→ What is needed:
Transcribe the records that follow in their entirety, omitting any pictures.

Figure content listings:
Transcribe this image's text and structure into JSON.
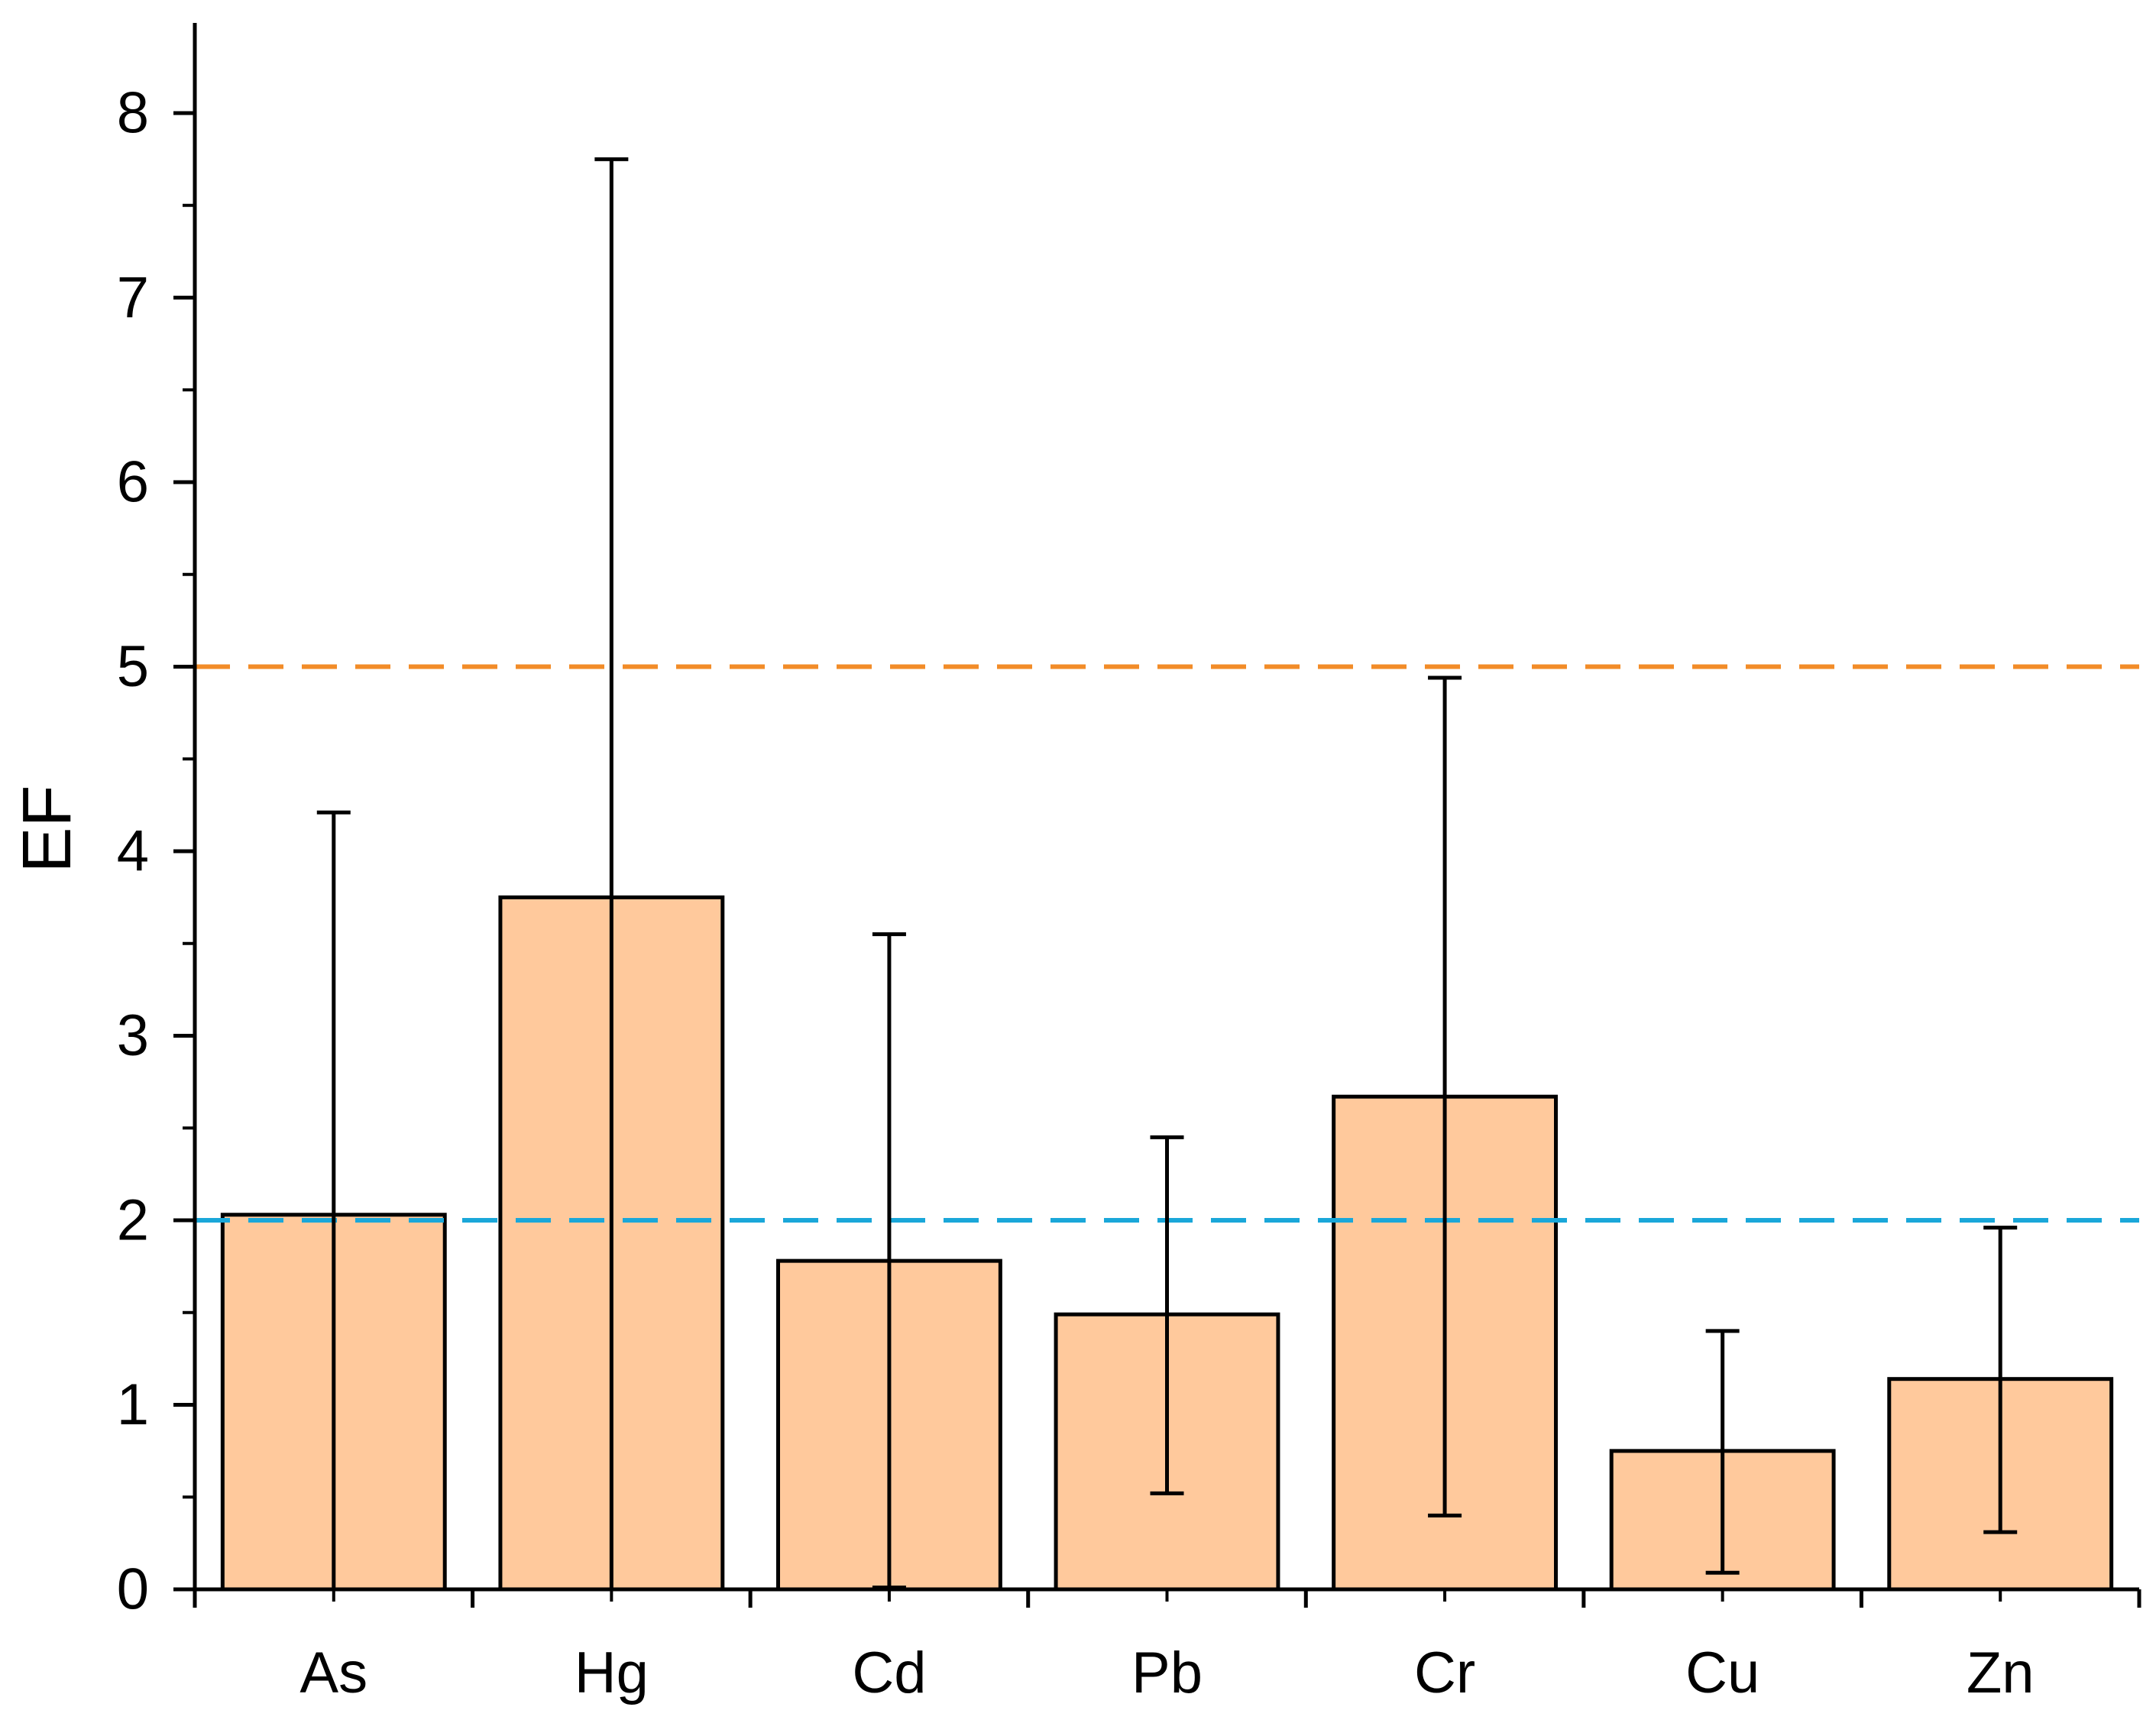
{
  "chart_data": {
    "type": "bar",
    "title": "",
    "xlabel": "",
    "ylabel": "EF",
    "categories": [
      "As",
      "Hg",
      "Cd",
      "Pb",
      "Cr",
      "Cu",
      "Zn"
    ],
    "values": [
      2.03,
      3.75,
      1.78,
      1.49,
      2.67,
      0.75,
      1.14
    ],
    "error_bars": {
      "upper": [
        4.21,
        7.75,
        3.55,
        2.45,
        4.94,
        1.4,
        1.96
      ],
      "lower": [
        0.0,
        0.0,
        0.01,
        0.52,
        0.4,
        0.09,
        0.31
      ]
    },
    "ylim": [
      0,
      8.5
    ],
    "yticks": [
      0,
      1,
      2,
      3,
      4,
      5,
      6,
      7,
      8
    ],
    "reference_lines": [
      {
        "value": 5,
        "style": "dashed",
        "color": "#F28C28"
      },
      {
        "value": 2,
        "style": "dashed",
        "color": "#1AA7D9"
      }
    ],
    "colors": {
      "bar_fill": "#FFC99C",
      "bar_stroke": "#000000",
      "axis": "#000000"
    },
    "grid": false,
    "legend": "none"
  }
}
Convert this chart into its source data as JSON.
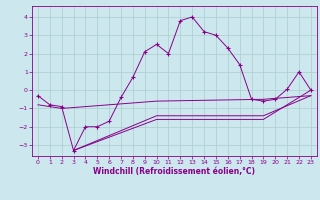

→ Correct output:
Transcribe this image's text and structure into JSON.
{
  "chart_data": {
    "type": "bar",
    "title": "",
    "xlabel": "",
    "ylabel": "EF",
    "categories": [
      "As",
      "Hg",
      "Cd",
      "Pb",
      "Cr",
      "Cu",
      "Zn"
    ],
    "values": [
      2.03,
      3.75,
      1.78,
      1.49,
      2.67,
      0.75,
      1.14
    ],
    "error_bars": {
      "upper": [
        4.21,
        7.75,
        3.55,
        2.45,
        4.94,
        1.4,
        1.96
      ],
      "lower": [
        0.0,
        0.0,
        0.01,
        0.52,
        0.4,
        0.09,
        0.31
      ]
    },
    "ylim": [
      0,
      8.5
    ],
    "yticks": [
      0,
      1,
      2,
      3,
      4,
      5,
      6,
      7,
      8
    ],
    "reference_lines": [
      {
        "value": 5,
        "style": "dashed",
        "color": "#F28C28"
      },
      {
        "value": 2,
        "style": "dashed",
        "color": "#1AA7D9"
      }
    ],
    "colors": {
      "bar_fill": "#FFC99C",
      "bar_stroke": "#000000",
      "axis": "#000000"
    },
    "grid": false,
    "legend": "none"
  }
}
Convert this chart into its source data as JSON.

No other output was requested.